What you have to do ::
Word for word, the records below are to be set down again.

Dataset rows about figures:
::::::::
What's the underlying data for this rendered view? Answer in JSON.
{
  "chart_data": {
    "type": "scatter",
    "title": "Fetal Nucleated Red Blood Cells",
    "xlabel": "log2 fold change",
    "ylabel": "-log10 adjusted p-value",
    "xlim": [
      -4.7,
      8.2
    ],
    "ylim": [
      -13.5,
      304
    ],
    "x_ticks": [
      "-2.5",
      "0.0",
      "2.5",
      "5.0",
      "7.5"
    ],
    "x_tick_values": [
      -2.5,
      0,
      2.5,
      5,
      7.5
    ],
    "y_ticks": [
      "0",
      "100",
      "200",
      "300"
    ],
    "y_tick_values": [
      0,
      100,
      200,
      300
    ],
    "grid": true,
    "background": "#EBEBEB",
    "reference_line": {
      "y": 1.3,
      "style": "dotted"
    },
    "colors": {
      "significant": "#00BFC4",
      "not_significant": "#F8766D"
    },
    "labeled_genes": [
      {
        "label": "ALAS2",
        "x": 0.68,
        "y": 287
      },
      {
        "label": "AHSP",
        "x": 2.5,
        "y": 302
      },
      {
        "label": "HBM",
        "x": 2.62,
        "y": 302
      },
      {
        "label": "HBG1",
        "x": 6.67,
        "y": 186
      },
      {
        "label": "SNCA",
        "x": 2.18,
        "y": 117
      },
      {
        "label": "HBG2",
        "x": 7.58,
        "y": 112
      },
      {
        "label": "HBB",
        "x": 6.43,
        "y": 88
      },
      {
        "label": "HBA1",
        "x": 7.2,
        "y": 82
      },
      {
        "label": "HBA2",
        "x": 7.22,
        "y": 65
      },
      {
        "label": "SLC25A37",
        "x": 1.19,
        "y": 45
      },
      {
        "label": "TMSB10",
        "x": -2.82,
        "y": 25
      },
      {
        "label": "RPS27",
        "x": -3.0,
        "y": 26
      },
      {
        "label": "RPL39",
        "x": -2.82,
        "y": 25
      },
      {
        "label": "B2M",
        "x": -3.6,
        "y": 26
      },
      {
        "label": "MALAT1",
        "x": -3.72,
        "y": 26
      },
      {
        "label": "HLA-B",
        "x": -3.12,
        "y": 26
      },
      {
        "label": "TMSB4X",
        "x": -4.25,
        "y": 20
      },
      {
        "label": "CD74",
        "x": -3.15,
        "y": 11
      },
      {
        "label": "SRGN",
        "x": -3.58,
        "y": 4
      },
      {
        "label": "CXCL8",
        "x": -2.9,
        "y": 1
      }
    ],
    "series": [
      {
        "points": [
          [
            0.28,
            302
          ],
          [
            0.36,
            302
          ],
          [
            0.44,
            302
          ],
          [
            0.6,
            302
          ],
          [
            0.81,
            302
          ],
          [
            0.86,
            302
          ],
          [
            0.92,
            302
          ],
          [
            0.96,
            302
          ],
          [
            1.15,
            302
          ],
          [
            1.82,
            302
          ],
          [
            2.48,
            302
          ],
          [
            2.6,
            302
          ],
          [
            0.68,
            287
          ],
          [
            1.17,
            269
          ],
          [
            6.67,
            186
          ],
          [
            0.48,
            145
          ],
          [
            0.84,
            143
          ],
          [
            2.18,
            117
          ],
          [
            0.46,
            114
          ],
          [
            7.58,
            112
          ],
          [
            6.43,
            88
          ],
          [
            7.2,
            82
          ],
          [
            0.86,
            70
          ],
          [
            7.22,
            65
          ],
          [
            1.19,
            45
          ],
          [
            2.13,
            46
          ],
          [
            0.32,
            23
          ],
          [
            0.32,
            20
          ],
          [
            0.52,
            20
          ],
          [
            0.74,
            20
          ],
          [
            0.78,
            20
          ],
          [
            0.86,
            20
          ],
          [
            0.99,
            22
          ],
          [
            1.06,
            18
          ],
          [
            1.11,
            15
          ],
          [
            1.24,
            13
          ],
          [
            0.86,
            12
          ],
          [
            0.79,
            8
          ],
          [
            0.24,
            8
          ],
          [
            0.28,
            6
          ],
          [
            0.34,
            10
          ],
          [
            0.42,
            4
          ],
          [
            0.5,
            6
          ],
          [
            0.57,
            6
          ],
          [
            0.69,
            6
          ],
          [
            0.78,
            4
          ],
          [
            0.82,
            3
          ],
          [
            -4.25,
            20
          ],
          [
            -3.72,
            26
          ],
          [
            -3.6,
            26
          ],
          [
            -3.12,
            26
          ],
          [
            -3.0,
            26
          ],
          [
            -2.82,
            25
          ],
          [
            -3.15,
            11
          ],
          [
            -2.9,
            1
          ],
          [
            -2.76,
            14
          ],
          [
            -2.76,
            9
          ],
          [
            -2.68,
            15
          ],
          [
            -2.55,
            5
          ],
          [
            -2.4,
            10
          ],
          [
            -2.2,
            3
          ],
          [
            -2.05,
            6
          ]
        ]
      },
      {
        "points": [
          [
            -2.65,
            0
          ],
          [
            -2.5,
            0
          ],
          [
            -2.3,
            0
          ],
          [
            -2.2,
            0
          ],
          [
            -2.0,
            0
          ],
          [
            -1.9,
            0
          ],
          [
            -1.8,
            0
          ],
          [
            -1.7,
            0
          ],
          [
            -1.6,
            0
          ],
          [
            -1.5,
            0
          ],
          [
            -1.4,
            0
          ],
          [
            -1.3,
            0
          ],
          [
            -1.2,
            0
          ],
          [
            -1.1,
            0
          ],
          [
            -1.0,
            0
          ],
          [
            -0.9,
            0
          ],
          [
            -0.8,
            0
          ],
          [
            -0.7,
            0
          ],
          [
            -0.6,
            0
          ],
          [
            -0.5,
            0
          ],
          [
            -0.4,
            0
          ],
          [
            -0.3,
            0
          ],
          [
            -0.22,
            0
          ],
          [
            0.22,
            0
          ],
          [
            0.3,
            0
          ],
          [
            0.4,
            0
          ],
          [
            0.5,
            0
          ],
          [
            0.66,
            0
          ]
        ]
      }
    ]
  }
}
::::::::
Reply to the exercise ::
What's the underlying data for this rendered view? Answer in JSON.
{
  "chart_data": {
    "type": "scatter",
    "title": "Fetal Nucleated Red Blood Cells",
    "xlabel": "log2 fold change",
    "ylabel": "-log10 adjusted p-value",
    "xlim": [
      -4.7,
      8.2
    ],
    "ylim": [
      -13.5,
      304
    ],
    "x_ticks": [
      "-2.5",
      "0.0",
      "2.5",
      "5.0",
      "7.5"
    ],
    "x_tick_values": [
      -2.5,
      0,
      2.5,
      5,
      7.5
    ],
    "y_ticks": [
      "0",
      "100",
      "200",
      "300"
    ],
    "y_tick_values": [
      0,
      100,
      200,
      300
    ],
    "grid": true,
    "background": "#EBEBEB",
    "reference_line": {
      "y": 1.3,
      "style": "dotted"
    },
    "colors": {
      "significant": "#00BFC4",
      "not_significant": "#F8766D"
    },
    "labeled_genes": [
      {
        "label": "ALAS2",
        "x": 0.68,
        "y": 287
      },
      {
        "label": "AHSP",
        "x": 2.5,
        "y": 302
      },
      {
        "label": "HBM",
        "x": 2.62,
        "y": 302
      },
      {
        "label": "HBG1",
        "x": 6.67,
        "y": 186
      },
      {
        "label": "SNCA",
        "x": 2.18,
        "y": 117
      },
      {
        "label": "HBG2",
        "x": 7.58,
        "y": 112
      },
      {
        "label": "HBB",
        "x": 6.43,
        "y": 88
      },
      {
        "label": "HBA1",
        "x": 7.2,
        "y": 82
      },
      {
        "label": "HBA2",
        "x": 7.22,
        "y": 65
      },
      {
        "label": "SLC25A37",
        "x": 1.19,
        "y": 45
      },
      {
        "label": "TMSB10",
        "x": -2.82,
        "y": 25
      },
      {
        "label": "RPS27",
        "x": -3.0,
        "y": 26
      },
      {
        "label": "RPL39",
        "x": -2.82,
        "y": 25
      },
      {
        "label": "B2M",
        "x": -3.6,
        "y": 26
      },
      {
        "label": "MALAT1",
        "x": -3.72,
        "y": 26
      },
      {
        "label": "HLA-B",
        "x": -3.12,
        "y": 26
      },
      {
        "label": "TMSB4X",
        "x": -4.25,
        "y": 20
      },
      {
        "label": "CD74",
        "x": -3.15,
        "y": 11
      },
      {
        "label": "SRGN",
        "x": -3.58,
        "y": 4
      },
      {
        "label": "CXCL8",
        "x": -2.9,
        "y": 1
      }
    ],
    "series": [
      {
        "points": [
          [
            0.28,
            302
          ],
          [
            0.36,
            302
          ],
          [
            0.44,
            302
          ],
          [
            0.6,
            302
          ],
          [
            0.81,
            302
          ],
          [
            0.86,
            302
          ],
          [
            0.92,
            302
          ],
          [
            0.96,
            302
          ],
          [
            1.15,
            302
          ],
          [
            1.82,
            302
          ],
          [
            2.48,
            302
          ],
          [
            2.6,
            302
          ],
          [
            0.68,
            287
          ],
          [
            1.17,
            269
          ],
          [
            6.67,
            186
          ],
          [
            0.48,
            145
          ],
          [
            0.84,
            143
          ],
          [
            2.18,
            117
          ],
          [
            0.46,
            114
          ],
          [
            7.58,
            112
          ],
          [
            6.43,
            88
          ],
          [
            7.2,
            82
          ],
          [
            0.86,
            70
          ],
          [
            7.22,
            65
          ],
          [
            1.19,
            45
          ],
          [
            2.13,
            46
          ],
          [
            0.32,
            23
          ],
          [
            0.32,
            20
          ],
          [
            0.52,
            20
          ],
          [
            0.74,
            20
          ],
          [
            0.78,
            20
          ],
          [
            0.86,
            20
          ],
          [
            0.99,
            22
          ],
          [
            1.06,
            18
          ],
          [
            1.11,
            15
          ],
          [
            1.24,
            13
          ],
          [
            0.86,
            12
          ],
          [
            0.79,
            8
          ],
          [
            0.24,
            8
          ],
          [
            0.28,
            6
          ],
          [
            0.34,
            10
          ],
          [
            0.42,
            4
          ],
          [
            0.5,
            6
          ],
          [
            0.57,
            6
          ],
          [
            0.69,
            6
          ],
          [
            0.78,
            4
          ],
          [
            0.82,
            3
          ],
          [
            -4.25,
            20
          ],
          [
            -3.72,
            26
          ],
          [
            -3.6,
            26
          ],
          [
            -3.12,
            26
          ],
          [
            -3.0,
            26
          ],
          [
            -2.82,
            25
          ],
          [
            -3.15,
            11
          ],
          [
            -2.9,
            1
          ],
          [
            -2.76,
            14
          ],
          [
            -2.76,
            9
          ],
          [
            -2.68,
            15
          ],
          [
            -2.55,
            5
          ],
          [
            -2.4,
            10
          ],
          [
            -2.2,
            3
          ],
          [
            -2.05,
            6
          ]
        ]
      },
      {
        "points": [
          [
            -2.65,
            0
          ],
          [
            -2.5,
            0
          ],
          [
            -2.3,
            0
          ],
          [
            -2.2,
            0
          ],
          [
            -2.0,
            0
          ],
          [
            -1.9,
            0
          ],
          [
            -1.8,
            0
          ],
          [
            -1.7,
            0
          ],
          [
            -1.6,
            0
          ],
          [
            -1.5,
            0
          ],
          [
            -1.4,
            0
          ],
          [
            -1.3,
            0
          ],
          [
            -1.2,
            0
          ],
          [
            -1.1,
            0
          ],
          [
            -1.0,
            0
          ],
          [
            -0.9,
            0
          ],
          [
            -0.8,
            0
          ],
          [
            -0.7,
            0
          ],
          [
            -0.6,
            0
          ],
          [
            -0.5,
            0
          ],
          [
            -0.4,
            0
          ],
          [
            -0.3,
            0
          ],
          [
            -0.22,
            0
          ],
          [
            0.22,
            0
          ],
          [
            0.3,
            0
          ],
          [
            0.4,
            0
          ],
          [
            0.5,
            0
          ],
          [
            0.66,
            0
          ]
        ]
      }
    ]
  }
}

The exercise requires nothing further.